--- start of Entries provided ---
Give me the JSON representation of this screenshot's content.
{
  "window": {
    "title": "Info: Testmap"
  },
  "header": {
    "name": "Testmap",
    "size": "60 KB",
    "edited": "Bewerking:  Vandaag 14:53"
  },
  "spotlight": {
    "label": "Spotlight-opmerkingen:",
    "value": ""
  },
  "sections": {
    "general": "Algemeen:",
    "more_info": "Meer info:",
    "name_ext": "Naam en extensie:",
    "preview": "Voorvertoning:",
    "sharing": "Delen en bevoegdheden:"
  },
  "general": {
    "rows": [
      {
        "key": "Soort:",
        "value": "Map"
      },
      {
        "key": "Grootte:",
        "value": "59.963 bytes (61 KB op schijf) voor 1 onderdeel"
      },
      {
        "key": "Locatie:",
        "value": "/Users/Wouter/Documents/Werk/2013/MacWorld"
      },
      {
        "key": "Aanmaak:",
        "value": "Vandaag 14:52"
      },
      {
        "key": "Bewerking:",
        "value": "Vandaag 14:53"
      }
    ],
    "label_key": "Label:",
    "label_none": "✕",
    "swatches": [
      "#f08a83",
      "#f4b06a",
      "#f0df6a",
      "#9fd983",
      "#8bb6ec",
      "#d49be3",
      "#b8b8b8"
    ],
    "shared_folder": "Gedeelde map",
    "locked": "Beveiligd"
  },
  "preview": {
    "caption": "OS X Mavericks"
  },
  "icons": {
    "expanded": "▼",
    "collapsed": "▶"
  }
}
--- end of Entries provided ---
--- start of Entries provided ---
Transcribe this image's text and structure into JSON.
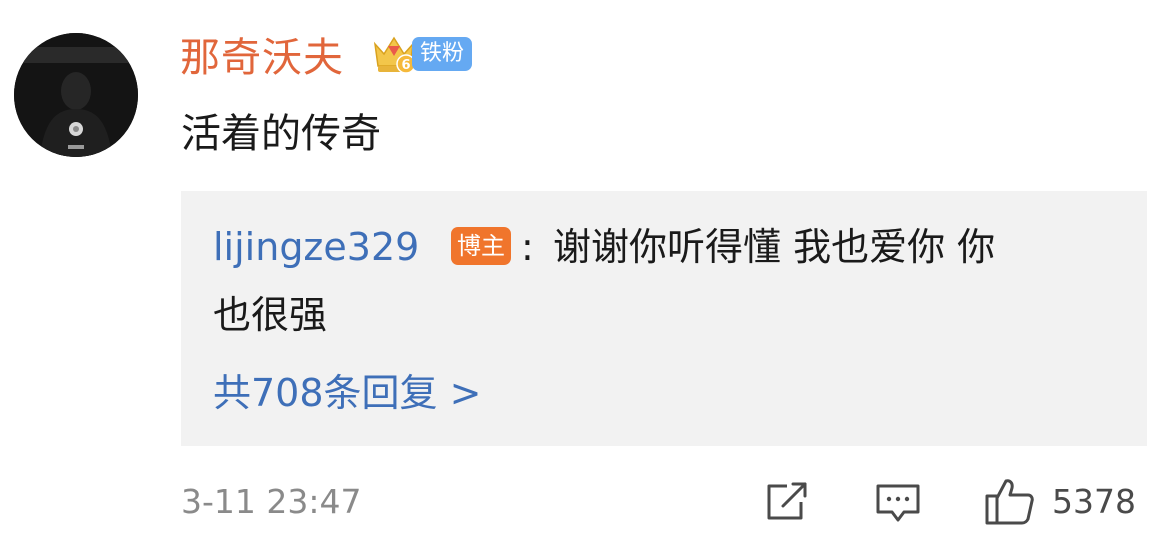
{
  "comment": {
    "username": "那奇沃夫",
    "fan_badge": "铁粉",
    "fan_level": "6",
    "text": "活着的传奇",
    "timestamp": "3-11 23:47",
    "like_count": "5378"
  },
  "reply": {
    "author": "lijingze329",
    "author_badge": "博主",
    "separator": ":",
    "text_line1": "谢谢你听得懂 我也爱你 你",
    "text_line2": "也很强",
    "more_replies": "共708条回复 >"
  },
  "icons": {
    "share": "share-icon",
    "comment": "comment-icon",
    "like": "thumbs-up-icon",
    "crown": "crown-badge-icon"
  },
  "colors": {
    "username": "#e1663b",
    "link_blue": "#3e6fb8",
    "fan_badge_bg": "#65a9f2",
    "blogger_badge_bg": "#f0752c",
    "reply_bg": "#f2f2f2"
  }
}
--- end of Entries provided ---
--- start of Entries provided ---
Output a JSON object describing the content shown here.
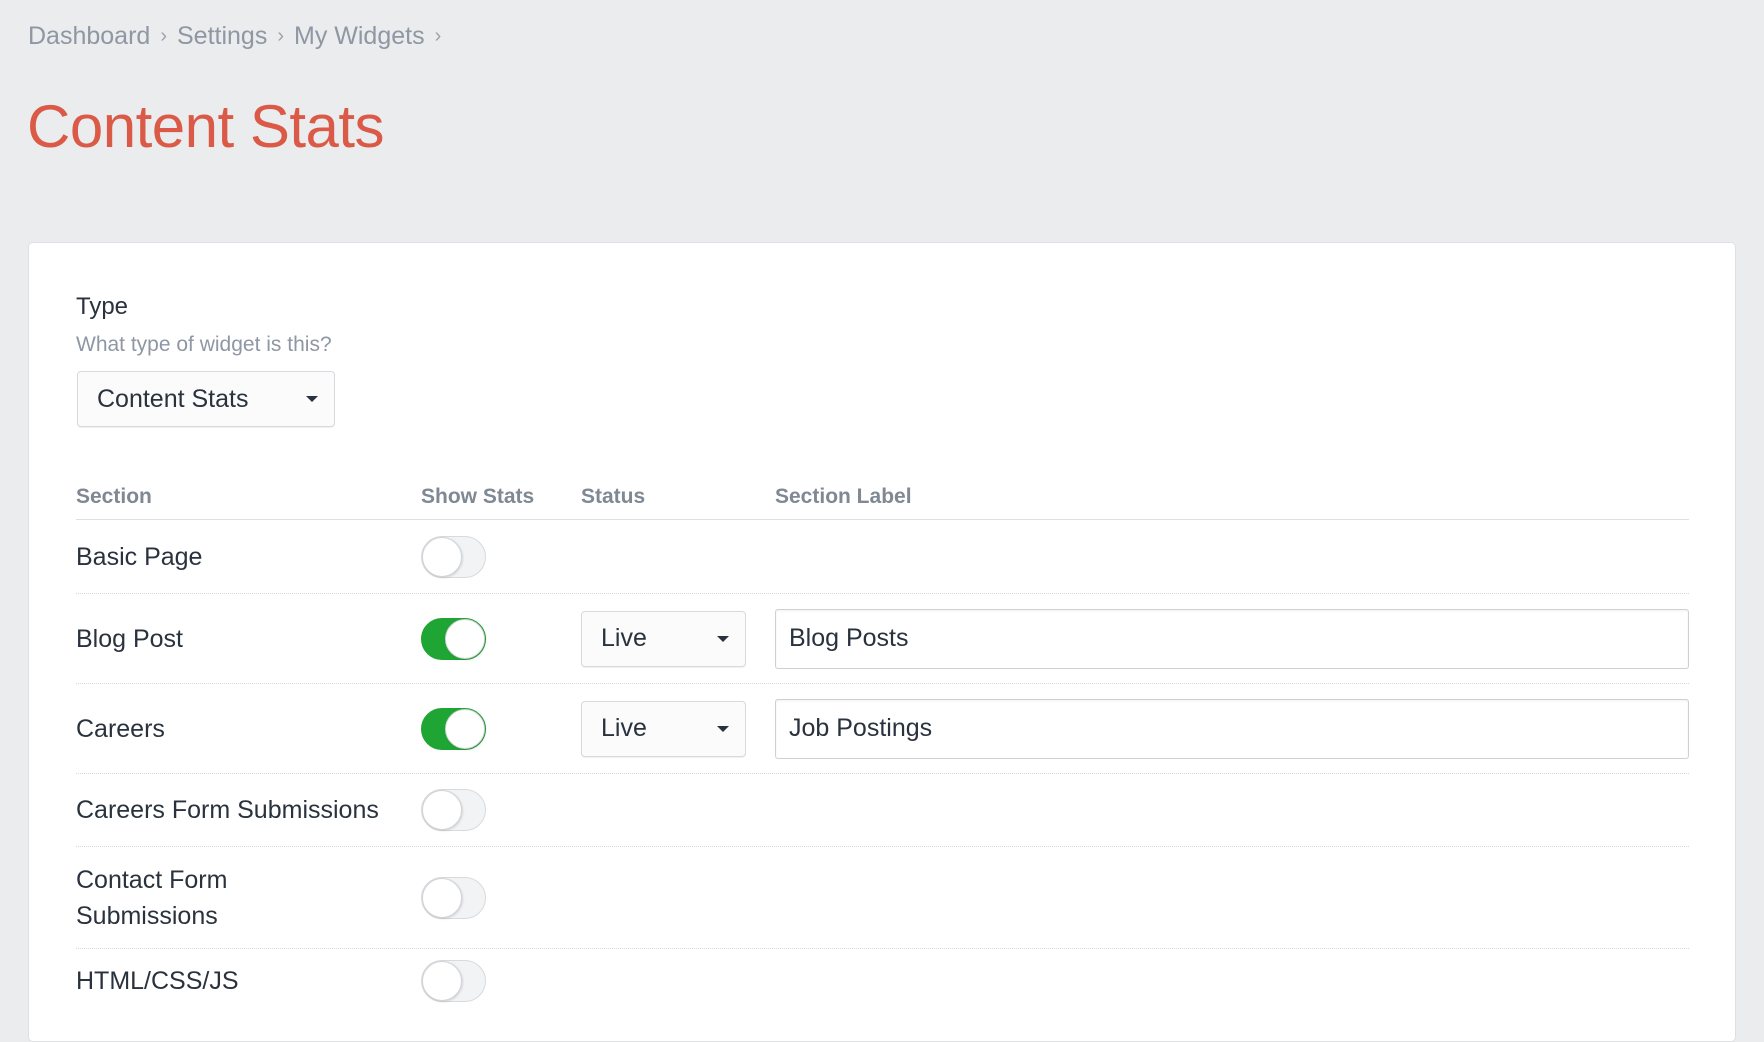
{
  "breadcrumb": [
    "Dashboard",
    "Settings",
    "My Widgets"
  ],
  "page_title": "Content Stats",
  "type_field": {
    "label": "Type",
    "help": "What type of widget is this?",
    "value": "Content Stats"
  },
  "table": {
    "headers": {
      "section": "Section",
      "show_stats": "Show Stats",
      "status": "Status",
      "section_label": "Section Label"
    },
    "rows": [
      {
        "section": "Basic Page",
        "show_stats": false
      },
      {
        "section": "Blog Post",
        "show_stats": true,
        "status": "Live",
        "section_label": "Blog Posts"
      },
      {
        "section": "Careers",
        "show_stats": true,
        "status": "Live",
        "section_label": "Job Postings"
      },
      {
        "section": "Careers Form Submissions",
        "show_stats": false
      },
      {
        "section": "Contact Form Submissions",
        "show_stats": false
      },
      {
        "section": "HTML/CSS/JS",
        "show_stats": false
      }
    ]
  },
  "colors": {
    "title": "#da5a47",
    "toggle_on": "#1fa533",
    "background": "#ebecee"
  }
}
--- end of Entries provided ---
| Objective |
Scan the material above for the word "JSON". Copy each line where it occurs.

| Written response |
Give me the JSON representation of this screenshot's content.
Transcribe this image's text and structure into JSON.
Output a JSON object describing the content shown here.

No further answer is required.